* **GIVEN EXERCISE**
Show every line that has the string "纵所粥知" in it.

(Collected data entries)
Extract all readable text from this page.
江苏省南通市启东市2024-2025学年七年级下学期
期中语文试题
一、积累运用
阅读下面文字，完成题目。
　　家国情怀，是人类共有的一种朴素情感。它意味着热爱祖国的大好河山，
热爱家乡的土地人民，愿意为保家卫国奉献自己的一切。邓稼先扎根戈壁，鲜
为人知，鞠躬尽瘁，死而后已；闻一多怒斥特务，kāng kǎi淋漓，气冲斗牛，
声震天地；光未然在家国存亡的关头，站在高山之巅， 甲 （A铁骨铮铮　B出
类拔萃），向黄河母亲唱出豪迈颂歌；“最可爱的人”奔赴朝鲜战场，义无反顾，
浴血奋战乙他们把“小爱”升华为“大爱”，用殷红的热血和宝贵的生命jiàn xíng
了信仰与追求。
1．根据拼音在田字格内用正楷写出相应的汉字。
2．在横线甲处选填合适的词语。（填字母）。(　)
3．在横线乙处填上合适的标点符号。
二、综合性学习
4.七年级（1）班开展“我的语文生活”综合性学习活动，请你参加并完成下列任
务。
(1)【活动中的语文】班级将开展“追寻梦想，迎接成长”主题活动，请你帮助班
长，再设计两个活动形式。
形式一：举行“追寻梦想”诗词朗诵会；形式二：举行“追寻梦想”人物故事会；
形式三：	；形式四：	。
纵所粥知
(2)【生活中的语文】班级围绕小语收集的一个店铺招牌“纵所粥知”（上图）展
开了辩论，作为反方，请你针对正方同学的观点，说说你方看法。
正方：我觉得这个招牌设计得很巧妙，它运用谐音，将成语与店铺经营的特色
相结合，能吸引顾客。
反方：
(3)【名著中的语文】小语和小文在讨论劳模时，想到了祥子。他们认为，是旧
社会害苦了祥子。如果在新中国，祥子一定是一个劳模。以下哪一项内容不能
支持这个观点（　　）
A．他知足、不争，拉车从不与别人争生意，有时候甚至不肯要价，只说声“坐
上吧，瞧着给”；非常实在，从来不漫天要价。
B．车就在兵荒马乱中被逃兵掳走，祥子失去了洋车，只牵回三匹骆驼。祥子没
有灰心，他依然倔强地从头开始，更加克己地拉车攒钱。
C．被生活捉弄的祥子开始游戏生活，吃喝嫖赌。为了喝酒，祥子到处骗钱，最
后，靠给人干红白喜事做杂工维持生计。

* **RIGHT ANSWER**
纵所粥知
(2)【生活中的语文】班级围绕小语收集的一个店铺招牌“纵所粥知”（上图）展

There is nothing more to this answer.